_Exercise prompt_
Print out each record below, unaltered and complete, without its images.

↓

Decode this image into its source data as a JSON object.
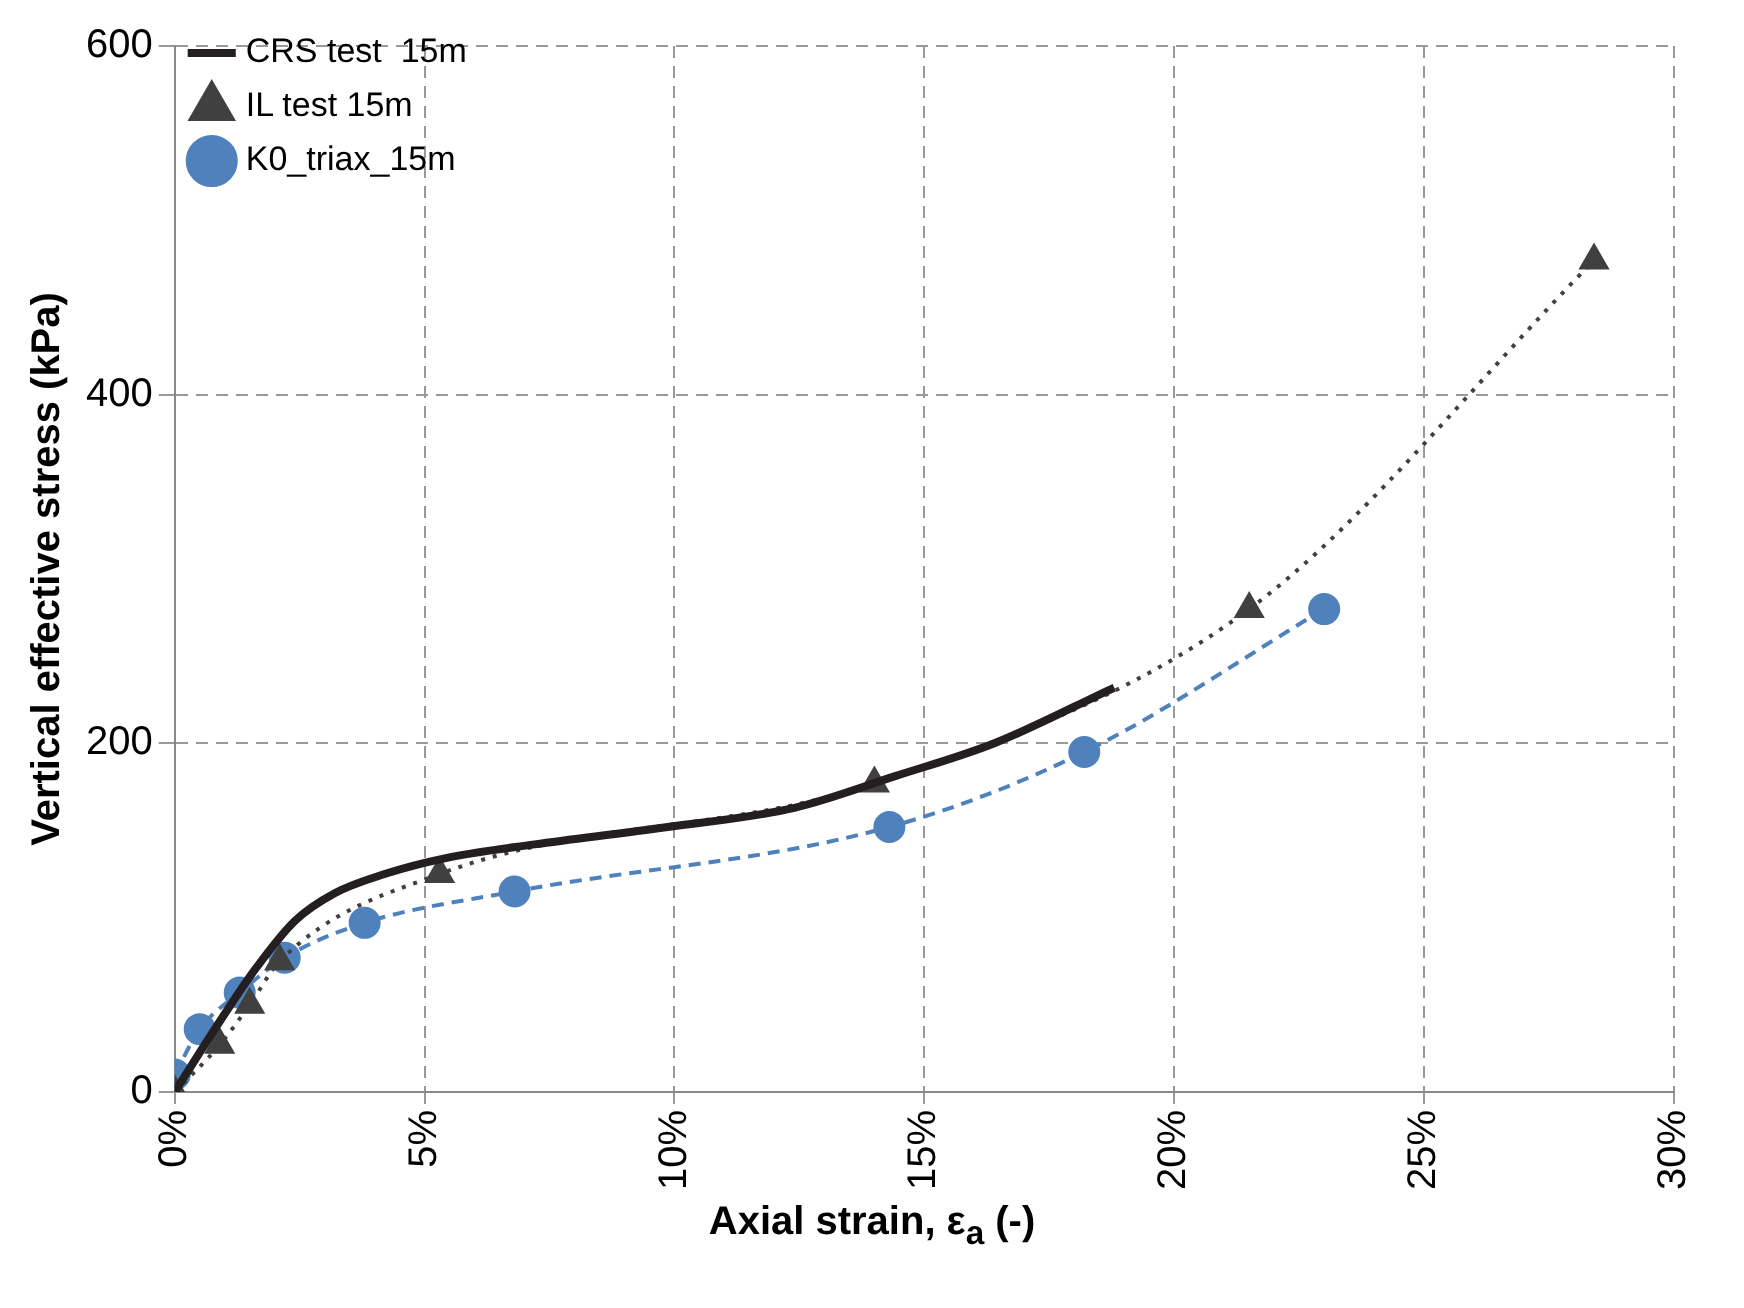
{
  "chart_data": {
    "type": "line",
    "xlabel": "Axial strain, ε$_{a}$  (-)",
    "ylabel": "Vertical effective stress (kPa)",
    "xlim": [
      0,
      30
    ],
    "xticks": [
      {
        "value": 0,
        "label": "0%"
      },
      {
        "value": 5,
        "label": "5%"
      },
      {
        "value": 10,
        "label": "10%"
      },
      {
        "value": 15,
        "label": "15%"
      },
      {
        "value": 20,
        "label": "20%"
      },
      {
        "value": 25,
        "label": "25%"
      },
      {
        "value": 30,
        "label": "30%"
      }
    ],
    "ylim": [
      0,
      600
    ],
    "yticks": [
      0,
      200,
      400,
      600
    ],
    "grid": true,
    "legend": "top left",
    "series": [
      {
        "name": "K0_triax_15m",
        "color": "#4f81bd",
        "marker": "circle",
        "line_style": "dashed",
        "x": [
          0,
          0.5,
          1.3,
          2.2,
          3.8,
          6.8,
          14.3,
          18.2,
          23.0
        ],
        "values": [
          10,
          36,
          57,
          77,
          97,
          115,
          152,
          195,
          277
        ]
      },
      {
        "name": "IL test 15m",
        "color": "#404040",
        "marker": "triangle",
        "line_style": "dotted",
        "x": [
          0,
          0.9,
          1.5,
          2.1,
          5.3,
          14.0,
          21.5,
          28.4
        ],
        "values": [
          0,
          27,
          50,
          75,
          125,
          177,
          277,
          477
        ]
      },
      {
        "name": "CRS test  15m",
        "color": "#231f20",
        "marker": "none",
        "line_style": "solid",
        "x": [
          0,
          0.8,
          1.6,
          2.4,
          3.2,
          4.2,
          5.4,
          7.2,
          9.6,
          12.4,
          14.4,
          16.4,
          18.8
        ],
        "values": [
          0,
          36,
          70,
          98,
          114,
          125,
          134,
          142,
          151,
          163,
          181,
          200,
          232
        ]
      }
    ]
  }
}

↑

_Response for this exercise_
Decode this image into its source data as a JSON object.
{
  "chart_data": {
    "type": "line",
    "xlabel": "Axial strain, ε$_{a}$  (-)",
    "ylabel": "Vertical effective stress (kPa)",
    "xlim": [
      0,
      30
    ],
    "xticks": [
      {
        "value": 0,
        "label": "0%"
      },
      {
        "value": 5,
        "label": "5%"
      },
      {
        "value": 10,
        "label": "10%"
      },
      {
        "value": 15,
        "label": "15%"
      },
      {
        "value": 20,
        "label": "20%"
      },
      {
        "value": 25,
        "label": "25%"
      },
      {
        "value": 30,
        "label": "30%"
      }
    ],
    "ylim": [
      0,
      600
    ],
    "yticks": [
      0,
      200,
      400,
      600
    ],
    "grid": true,
    "legend": "top left",
    "series": [
      {
        "name": "K0_triax_15m",
        "color": "#4f81bd",
        "marker": "circle",
        "line_style": "dashed",
        "x": [
          0,
          0.5,
          1.3,
          2.2,
          3.8,
          6.8,
          14.3,
          18.2,
          23.0
        ],
        "values": [
          10,
          36,
          57,
          77,
          97,
          115,
          152,
          195,
          277
        ]
      },
      {
        "name": "IL test 15m",
        "color": "#404040",
        "marker": "triangle",
        "line_style": "dotted",
        "x": [
          0,
          0.9,
          1.5,
          2.1,
          5.3,
          14.0,
          21.5,
          28.4
        ],
        "values": [
          0,
          27,
          50,
          75,
          125,
          177,
          277,
          477
        ]
      },
      {
        "name": "CRS test  15m",
        "color": "#231f20",
        "marker": "none",
        "line_style": "solid",
        "x": [
          0,
          0.8,
          1.6,
          2.4,
          3.2,
          4.2,
          5.4,
          7.2,
          9.6,
          12.4,
          14.4,
          16.4,
          18.8
        ],
        "values": [
          0,
          36,
          70,
          98,
          114,
          125,
          134,
          142,
          151,
          163,
          181,
          200,
          232
        ]
      }
    ]
  }
}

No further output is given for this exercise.